SET TASK:
Convert the material from the line with "by [x0, y0, x1, y1]." to the line with "omnibox-divider — [199, 11, 200, 27]" into a two-column CSV with the headers instruction and output, one row per entry holding its text and its answer. Put each field in quotation marks, replace line breaks with spaces, and leave the pictures out.

PROVIDED DATA:
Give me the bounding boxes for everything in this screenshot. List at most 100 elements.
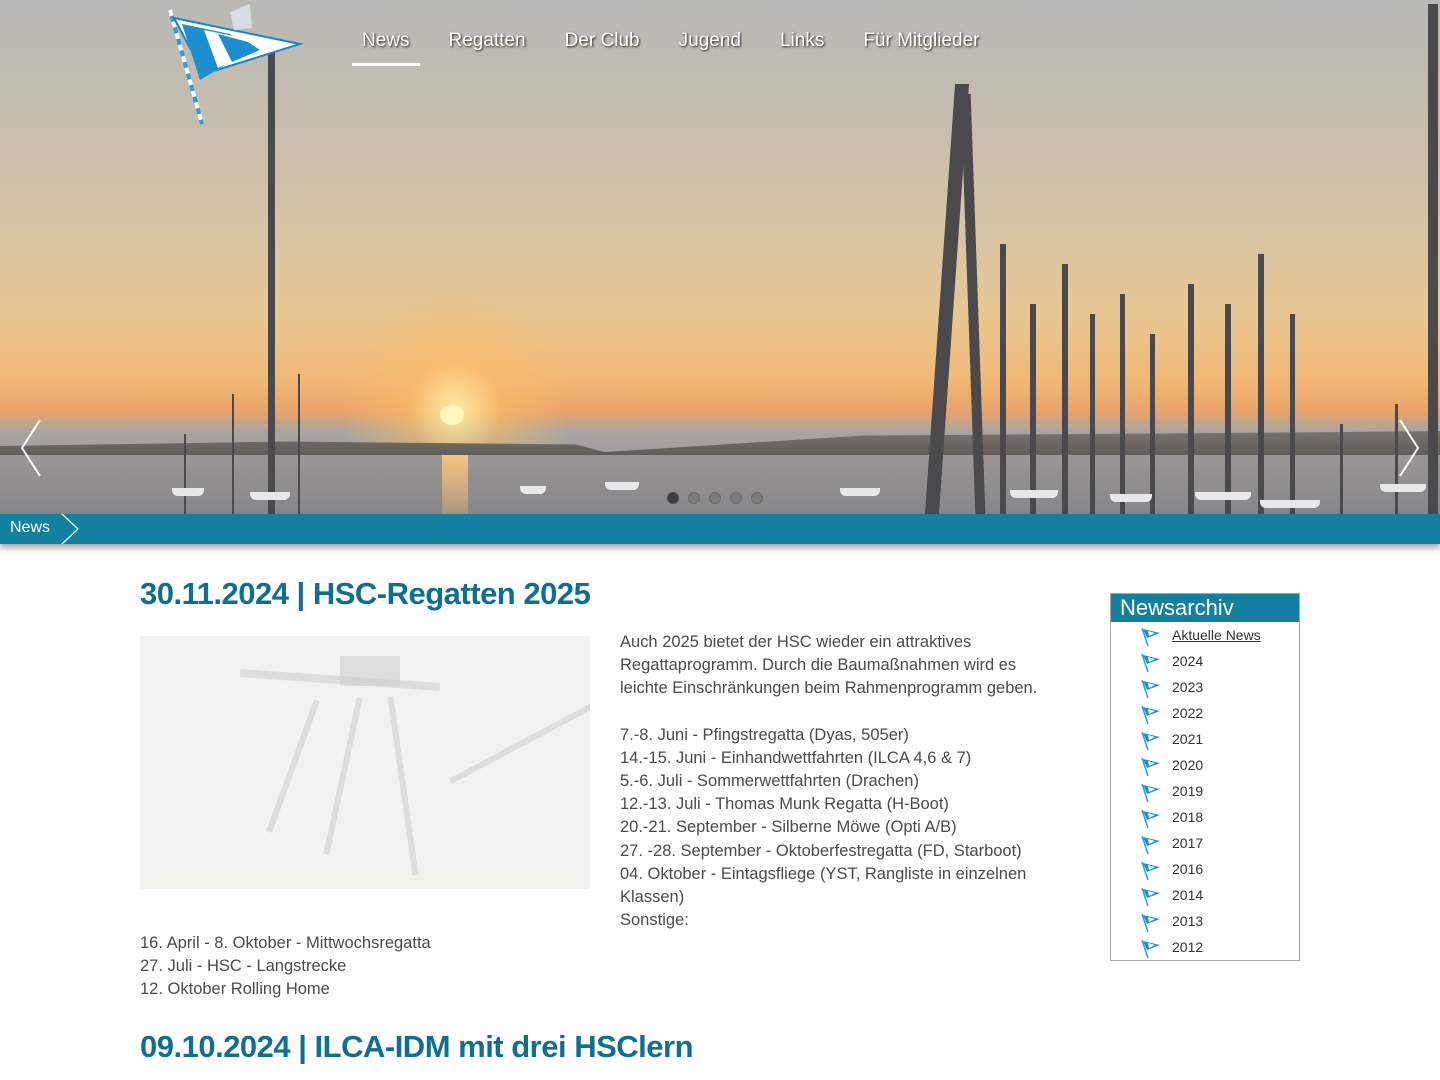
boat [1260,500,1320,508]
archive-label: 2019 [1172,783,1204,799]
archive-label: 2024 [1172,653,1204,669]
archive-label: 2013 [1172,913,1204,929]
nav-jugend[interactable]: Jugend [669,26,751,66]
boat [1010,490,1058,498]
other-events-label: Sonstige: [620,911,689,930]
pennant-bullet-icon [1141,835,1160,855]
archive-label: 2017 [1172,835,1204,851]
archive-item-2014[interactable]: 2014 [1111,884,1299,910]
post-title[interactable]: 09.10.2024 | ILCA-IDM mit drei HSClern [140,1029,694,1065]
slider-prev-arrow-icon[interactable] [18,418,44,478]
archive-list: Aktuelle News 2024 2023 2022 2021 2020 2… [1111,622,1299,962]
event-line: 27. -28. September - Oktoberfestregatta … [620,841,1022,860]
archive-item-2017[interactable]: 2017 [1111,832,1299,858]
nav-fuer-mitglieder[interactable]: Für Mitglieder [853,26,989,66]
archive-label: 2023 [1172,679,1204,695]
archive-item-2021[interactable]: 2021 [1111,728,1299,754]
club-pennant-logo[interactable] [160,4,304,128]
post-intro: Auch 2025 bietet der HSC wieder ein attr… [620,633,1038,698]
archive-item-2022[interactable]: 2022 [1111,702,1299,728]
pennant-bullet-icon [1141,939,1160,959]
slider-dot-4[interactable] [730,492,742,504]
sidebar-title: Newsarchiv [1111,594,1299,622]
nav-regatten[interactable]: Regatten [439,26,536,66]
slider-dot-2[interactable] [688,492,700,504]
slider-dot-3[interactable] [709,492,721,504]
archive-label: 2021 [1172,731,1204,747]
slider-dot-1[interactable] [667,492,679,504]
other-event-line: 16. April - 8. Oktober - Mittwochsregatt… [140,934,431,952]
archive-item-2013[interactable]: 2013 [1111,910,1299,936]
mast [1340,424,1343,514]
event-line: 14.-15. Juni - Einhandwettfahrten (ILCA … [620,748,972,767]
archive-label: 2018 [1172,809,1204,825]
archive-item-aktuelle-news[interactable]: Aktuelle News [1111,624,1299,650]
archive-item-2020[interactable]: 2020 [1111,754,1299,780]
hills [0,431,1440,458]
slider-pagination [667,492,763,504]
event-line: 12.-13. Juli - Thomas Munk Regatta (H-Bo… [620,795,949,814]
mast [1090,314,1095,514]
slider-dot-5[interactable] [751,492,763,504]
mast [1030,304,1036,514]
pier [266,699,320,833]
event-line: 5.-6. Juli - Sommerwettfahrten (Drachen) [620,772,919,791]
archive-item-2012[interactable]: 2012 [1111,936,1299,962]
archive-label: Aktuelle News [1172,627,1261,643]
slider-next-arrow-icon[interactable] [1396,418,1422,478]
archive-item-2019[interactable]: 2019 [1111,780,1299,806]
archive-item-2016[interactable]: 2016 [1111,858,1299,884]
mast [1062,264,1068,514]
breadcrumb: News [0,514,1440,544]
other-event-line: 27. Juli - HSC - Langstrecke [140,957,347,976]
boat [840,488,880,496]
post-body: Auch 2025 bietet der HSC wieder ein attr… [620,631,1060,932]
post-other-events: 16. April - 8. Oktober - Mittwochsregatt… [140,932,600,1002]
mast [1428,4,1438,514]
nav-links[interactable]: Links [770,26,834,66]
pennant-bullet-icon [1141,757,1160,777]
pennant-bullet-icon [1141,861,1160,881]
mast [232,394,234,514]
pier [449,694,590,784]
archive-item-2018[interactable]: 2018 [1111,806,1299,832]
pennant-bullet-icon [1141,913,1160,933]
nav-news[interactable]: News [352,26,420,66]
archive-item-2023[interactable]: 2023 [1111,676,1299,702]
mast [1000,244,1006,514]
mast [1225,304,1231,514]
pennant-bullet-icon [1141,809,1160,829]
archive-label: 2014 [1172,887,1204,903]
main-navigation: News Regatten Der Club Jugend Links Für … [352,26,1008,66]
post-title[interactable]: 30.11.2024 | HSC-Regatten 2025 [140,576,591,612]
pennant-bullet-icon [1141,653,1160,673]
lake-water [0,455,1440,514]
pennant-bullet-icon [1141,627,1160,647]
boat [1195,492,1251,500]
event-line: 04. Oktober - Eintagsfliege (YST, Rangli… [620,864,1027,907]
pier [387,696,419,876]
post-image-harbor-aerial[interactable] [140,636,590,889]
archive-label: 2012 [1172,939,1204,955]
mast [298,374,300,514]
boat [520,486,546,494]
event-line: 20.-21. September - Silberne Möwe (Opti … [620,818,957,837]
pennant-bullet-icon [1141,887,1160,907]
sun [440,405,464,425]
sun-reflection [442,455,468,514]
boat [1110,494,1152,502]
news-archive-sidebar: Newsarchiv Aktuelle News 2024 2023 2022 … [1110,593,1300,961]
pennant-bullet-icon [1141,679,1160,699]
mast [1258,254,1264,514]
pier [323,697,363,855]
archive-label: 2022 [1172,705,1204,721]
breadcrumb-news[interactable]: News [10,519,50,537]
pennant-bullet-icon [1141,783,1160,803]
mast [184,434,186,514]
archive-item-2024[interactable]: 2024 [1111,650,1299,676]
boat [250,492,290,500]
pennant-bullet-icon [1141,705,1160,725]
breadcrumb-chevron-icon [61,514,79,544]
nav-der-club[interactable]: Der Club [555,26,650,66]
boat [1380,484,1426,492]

--

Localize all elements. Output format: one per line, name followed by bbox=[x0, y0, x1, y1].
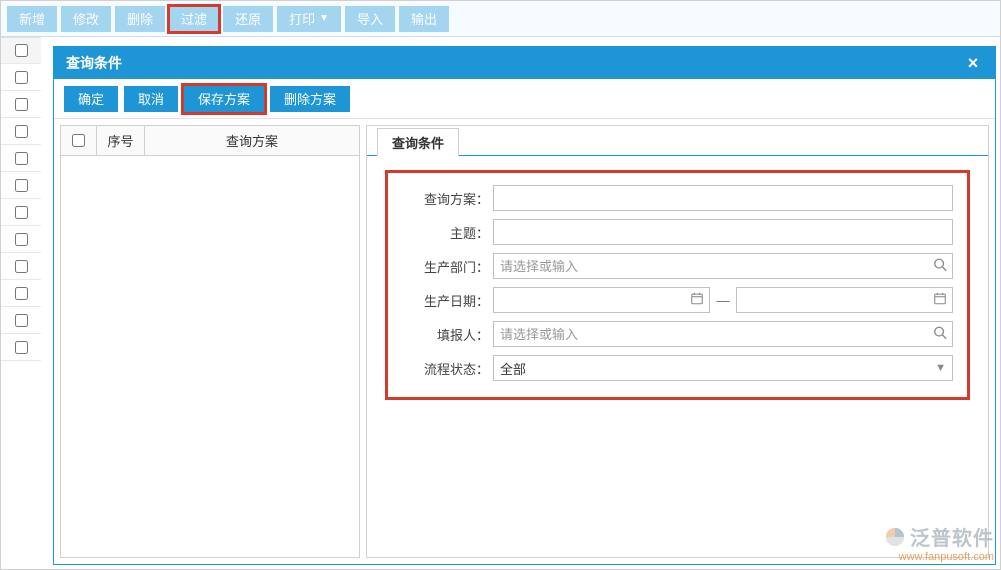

--

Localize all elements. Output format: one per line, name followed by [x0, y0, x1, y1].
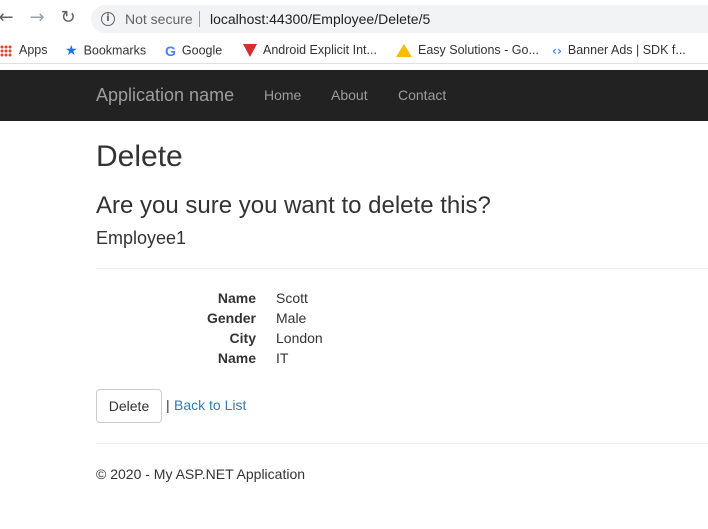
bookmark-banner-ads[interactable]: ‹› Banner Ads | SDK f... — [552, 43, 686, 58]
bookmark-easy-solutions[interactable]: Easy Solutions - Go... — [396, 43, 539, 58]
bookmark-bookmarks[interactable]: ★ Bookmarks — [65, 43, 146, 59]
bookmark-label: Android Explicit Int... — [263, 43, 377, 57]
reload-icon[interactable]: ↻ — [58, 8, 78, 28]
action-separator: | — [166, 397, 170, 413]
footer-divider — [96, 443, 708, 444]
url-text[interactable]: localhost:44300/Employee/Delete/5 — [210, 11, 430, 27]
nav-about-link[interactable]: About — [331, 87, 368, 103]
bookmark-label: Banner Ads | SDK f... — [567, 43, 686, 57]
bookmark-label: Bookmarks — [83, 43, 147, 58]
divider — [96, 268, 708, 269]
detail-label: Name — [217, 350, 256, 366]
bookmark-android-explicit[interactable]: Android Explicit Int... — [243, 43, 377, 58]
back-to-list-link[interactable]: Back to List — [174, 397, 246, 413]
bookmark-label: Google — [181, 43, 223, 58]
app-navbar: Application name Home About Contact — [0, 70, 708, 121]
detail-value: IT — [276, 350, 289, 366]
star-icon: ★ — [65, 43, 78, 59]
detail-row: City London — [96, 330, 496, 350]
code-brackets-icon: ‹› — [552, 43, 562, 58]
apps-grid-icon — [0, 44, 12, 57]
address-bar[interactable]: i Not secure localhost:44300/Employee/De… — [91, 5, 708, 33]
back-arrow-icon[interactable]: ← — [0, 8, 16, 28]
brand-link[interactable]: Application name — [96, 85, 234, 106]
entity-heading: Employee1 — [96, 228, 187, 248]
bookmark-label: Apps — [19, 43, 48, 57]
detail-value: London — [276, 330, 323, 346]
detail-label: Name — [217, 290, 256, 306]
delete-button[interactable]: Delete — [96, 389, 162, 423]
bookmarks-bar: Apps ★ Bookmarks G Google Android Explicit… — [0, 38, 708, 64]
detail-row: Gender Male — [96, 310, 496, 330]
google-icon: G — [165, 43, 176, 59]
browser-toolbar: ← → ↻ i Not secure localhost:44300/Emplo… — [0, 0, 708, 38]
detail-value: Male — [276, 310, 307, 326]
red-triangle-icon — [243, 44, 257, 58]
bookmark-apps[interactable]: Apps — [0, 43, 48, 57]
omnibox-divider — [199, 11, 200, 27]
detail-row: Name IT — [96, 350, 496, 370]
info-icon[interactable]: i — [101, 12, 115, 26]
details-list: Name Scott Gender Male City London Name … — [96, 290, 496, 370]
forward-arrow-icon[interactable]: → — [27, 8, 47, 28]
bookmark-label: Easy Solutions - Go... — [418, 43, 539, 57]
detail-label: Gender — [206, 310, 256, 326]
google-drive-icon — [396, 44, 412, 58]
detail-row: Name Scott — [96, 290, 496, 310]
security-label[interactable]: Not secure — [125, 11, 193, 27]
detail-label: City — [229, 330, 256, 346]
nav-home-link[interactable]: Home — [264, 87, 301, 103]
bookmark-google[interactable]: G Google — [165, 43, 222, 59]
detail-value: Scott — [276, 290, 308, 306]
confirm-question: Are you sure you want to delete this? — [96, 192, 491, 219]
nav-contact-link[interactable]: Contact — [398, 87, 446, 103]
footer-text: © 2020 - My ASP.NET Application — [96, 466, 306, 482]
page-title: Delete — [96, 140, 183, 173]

TASK ANSWER:
instruction,output
"Localize all elements. Output format: one per line, name followed by [x0, y0, x1, y1].","bookmark-banner-ads[interactable]: ‹› Banner Ads | SDK f... — [552, 43, 686, 58] bookmark-easy-solutions[interactable]: Easy Solutions - Go... — [396, 43, 539, 58] bookmark-bookmarks[interactable]: ★ Bookmarks — [65, 43, 146, 59] bookmark-label: Android Explicit Int... — [263, 43, 377, 57] reload-icon[interactable]: ↻ — [58, 8, 78, 28] action-separator: | — [166, 397, 170, 413] footer-divider — [96, 443, 708, 444] url-text[interactable]: localhost:44300/Employee/Delete/5 — [210, 11, 430, 27] nav-about-link[interactable]: About — [331, 87, 368, 103] bookmark-label: Banner Ads | SDK f... — [567, 43, 686, 57] bookmark-label: Bookmarks — [83, 43, 147, 58] divider — [96, 268, 708, 269] detail-label: Name — [217, 350, 256, 366] bookmark-android-explicit[interactable]: Android Explicit Int... — [243, 43, 377, 58] back-to-list-link[interactable]: Back to List — [174, 397, 246, 413] bookmark-label: Google — [181, 43, 223, 58] app-navbar: Application name Home About Contact — [0, 70, 708, 121] detail-value: IT — [276, 350, 289, 366] star-icon: ★ — [65, 43, 78, 59] detail-row: City London — [96, 330, 496, 350] code-brackets-icon: ‹› — [552, 43, 562, 58] apps-grid-icon — [0, 44, 12, 57] address-bar[interactable]: i Not secure localhost:44300/Employee/De… — [91, 5, 708, 33] back-arrow-icon[interactable]: ← — [0, 8, 16, 28] brand-link[interactable]: Application name — [96, 85, 234, 106] entity-heading: Employee1 — [96, 228, 187, 248] bookmark-label: Apps — [19, 43, 48, 57] detail-value: London — [276, 330, 323, 346] detail-label: Name — [217, 290, 256, 306] delete-button[interactable]: Delete — [96, 389, 162, 423] bookmarks-bar: Apps ★ Bookmarks G Google Android Explicit… — [0, 38, 708, 64] detail-row: Gender Male — [96, 310, 496, 330] google-icon: G — [165, 43, 176, 59] browser-toolbar: ← → ↻ i Not secure localhost:44300/Emplo… — [0, 0, 708, 38] detail-value: Male — [276, 310, 307, 326] red-triangle-icon — [243, 44, 257, 58] bookmark-apps[interactable]: Apps — [0, 43, 48, 57] omnibox-divider — [199, 11, 200, 27]"